## Information provided
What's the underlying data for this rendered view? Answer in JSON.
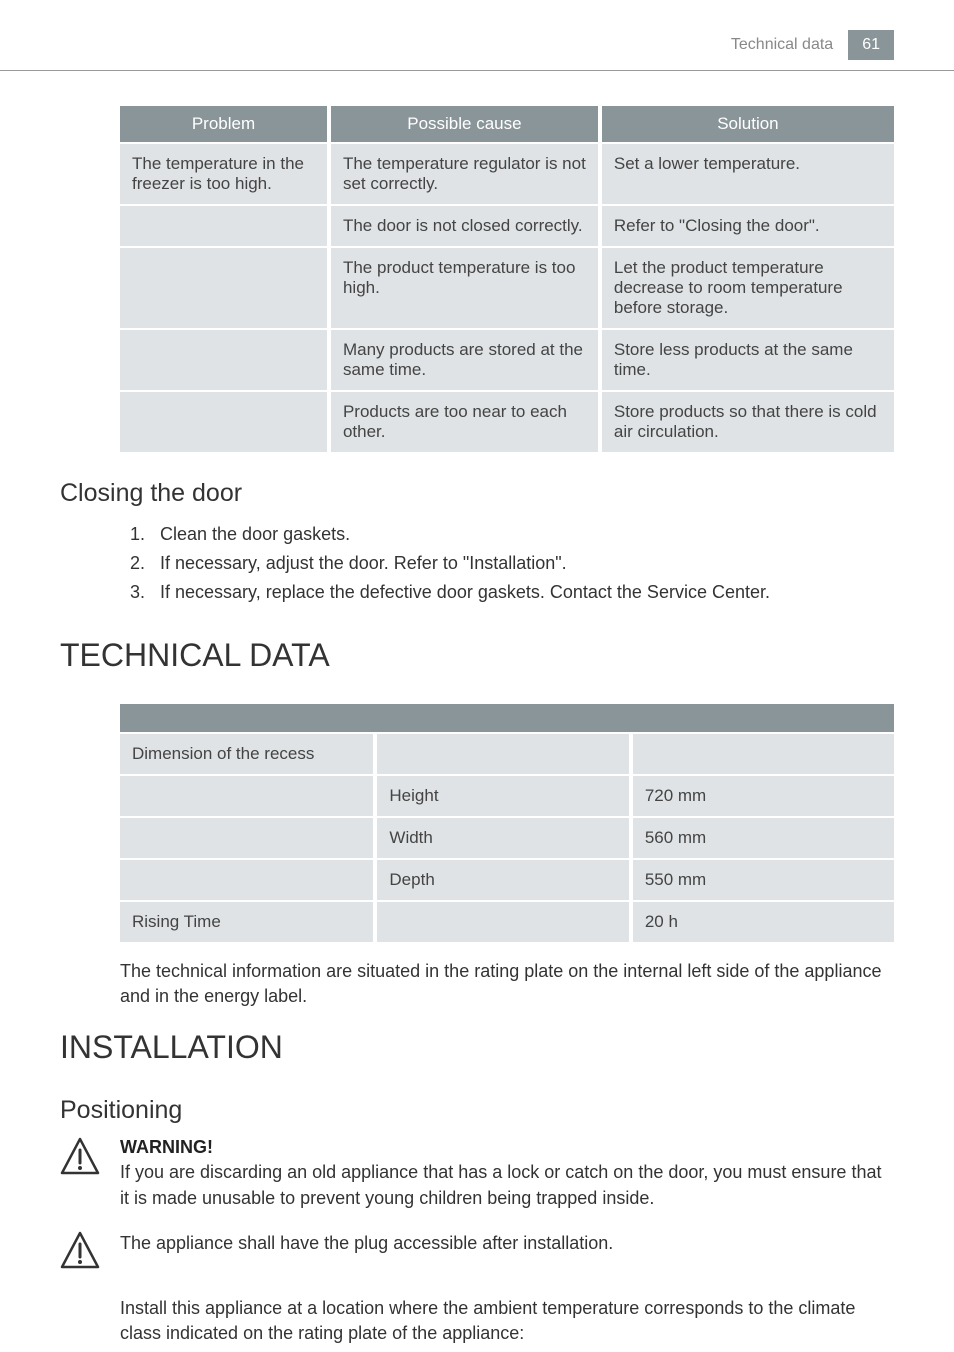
{
  "header": {
    "title": "Technical data",
    "page_number": "61"
  },
  "troubleshoot_table": {
    "headers": [
      "Problem",
      "Possible cause",
      "Solution"
    ],
    "rows": [
      {
        "problem": "The temperature in the freezer is too high.",
        "cause": "The temperature regulator is not set correctly.",
        "solution": "Set a lower temperature."
      },
      {
        "problem": "",
        "cause": "The door is not closed correctly.",
        "solution": "Refer to \"Closing the door\"."
      },
      {
        "problem": "",
        "cause": "The product temperature is too high.",
        "solution": "Let the product temperature decrease to room temperature before storage."
      },
      {
        "problem": "",
        "cause": "Many products are stored at the same time.",
        "solution": "Store less products at the same time."
      },
      {
        "problem": "",
        "cause": "Products are too near to each other.",
        "solution": "Store products so that there is cold air circulation."
      }
    ]
  },
  "closing_door": {
    "title": "Closing the door",
    "steps": [
      "Clean the door gaskets.",
      "If necessary, adjust the door. Refer to \"Installation\".",
      "If necessary, replace the defective door gaskets. Contact the Service Center."
    ]
  },
  "technical_data": {
    "title": "TECHNICAL DATA",
    "rows": [
      {
        "c1": "Dimension of the recess",
        "c2": "",
        "c3": ""
      },
      {
        "c1": "",
        "c2": "Height",
        "c3": "720 mm"
      },
      {
        "c1": "",
        "c2": "Width",
        "c3": "560 mm"
      },
      {
        "c1": "",
        "c2": "Depth",
        "c3": "550 mm"
      },
      {
        "c1": "Rising Time",
        "c2": "",
        "c3": "20 h"
      }
    ],
    "note": "The technical information are situated in the rating plate on the internal left side of the appliance and in the energy label."
  },
  "installation": {
    "title": "INSTALLATION",
    "positioning": {
      "title": "Positioning",
      "warning_label": "WARNING!",
      "warning_text": "If you are discarding an old appliance that has a lock or catch on the door, you must ensure that it is made unusable to prevent young children being trapped inside.",
      "notice_text": "The appliance shall have the plug accessible after installation.",
      "body_text": "Install this appliance at a location where the ambient temperature corresponds to the climate class indicated on the rating plate of the appliance:"
    }
  }
}
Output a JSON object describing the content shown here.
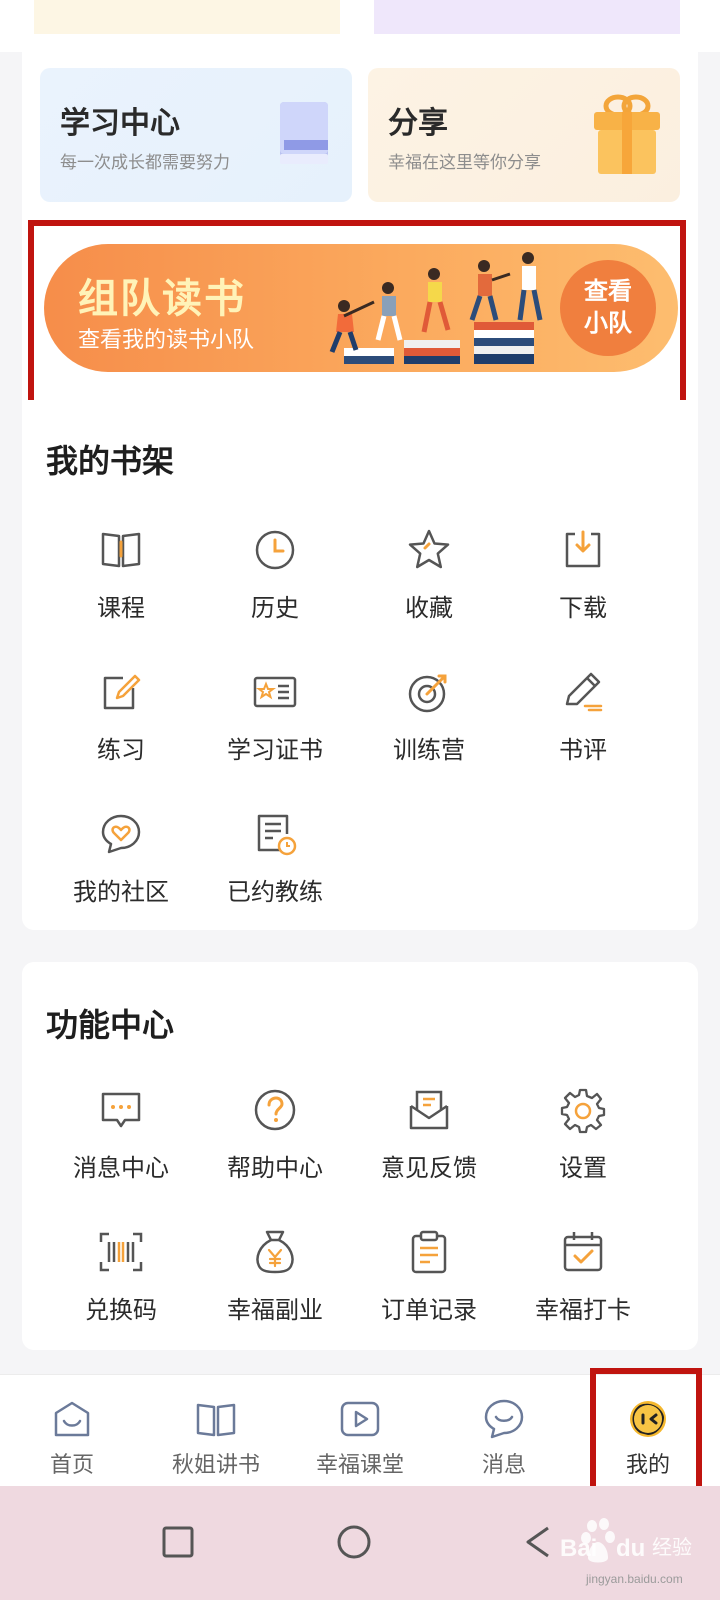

## Problem details
Write out the listing above again, exactly, but with no pictures in the copy.

## Answer to this problem
What's the underlying data for this rendered view? Answer in JSON.
{
  "header": {
    "title": "Technical data",
    "page_number": "61"
  },
  "troubleshoot_table": {
    "headers": [
      "Problem",
      "Possible cause",
      "Solution"
    ],
    "rows": [
      {
        "problem": "The temperature in the freezer is too high.",
        "cause": "The temperature regulator is not set correctly.",
        "solution": "Set a lower temperature."
      },
      {
        "problem": "",
        "cause": "The door is not closed correctly.",
        "solution": "Refer to \"Closing the door\"."
      },
      {
        "problem": "",
        "cause": "The product temperature is too high.",
        "solution": "Let the product temperature decrease to room temperature before storage."
      },
      {
        "problem": "",
        "cause": "Many products are stored at the same time.",
        "solution": "Store less products at the same time."
      },
      {
        "problem": "",
        "cause": "Products are too near to each other.",
        "solution": "Store products so that there is cold air circulation."
      }
    ]
  },
  "closing_door": {
    "title": "Closing the door",
    "steps": [
      "Clean the door gaskets.",
      "If necessary, adjust the door. Refer to \"Installation\".",
      "If necessary, replace the defective door gaskets. Contact the Service Center."
    ]
  },
  "technical_data": {
    "title": "TECHNICAL DATA",
    "rows": [
      {
        "c1": "Dimension of the recess",
        "c2": "",
        "c3": ""
      },
      {
        "c1": "",
        "c2": "Height",
        "c3": "720 mm"
      },
      {
        "c1": "",
        "c2": "Width",
        "c3": "560 mm"
      },
      {
        "c1": "",
        "c2": "Depth",
        "c3": "550 mm"
      },
      {
        "c1": "Rising Time",
        "c2": "",
        "c3": "20 h"
      }
    ],
    "note": "The technical information are situated in the rating plate on the internal left side of the appliance and in the energy label."
  },
  "installation": {
    "title": "INSTALLATION",
    "positioning": {
      "title": "Positioning",
      "warning_label": "WARNING!",
      "warning_text": "If you are discarding an old appliance that has a lock or catch on the door, you must ensure that it is made unusable to prevent young children being trapped inside.",
      "notice_text": "The appliance shall have the plug accessible after installation.",
      "body_text": "Install this appliance at a location where the ambient temperature corresponds to the climate class indicated on the rating plate of the appliance:"
    }
  }
}
Output a JSON object describing the content shown here.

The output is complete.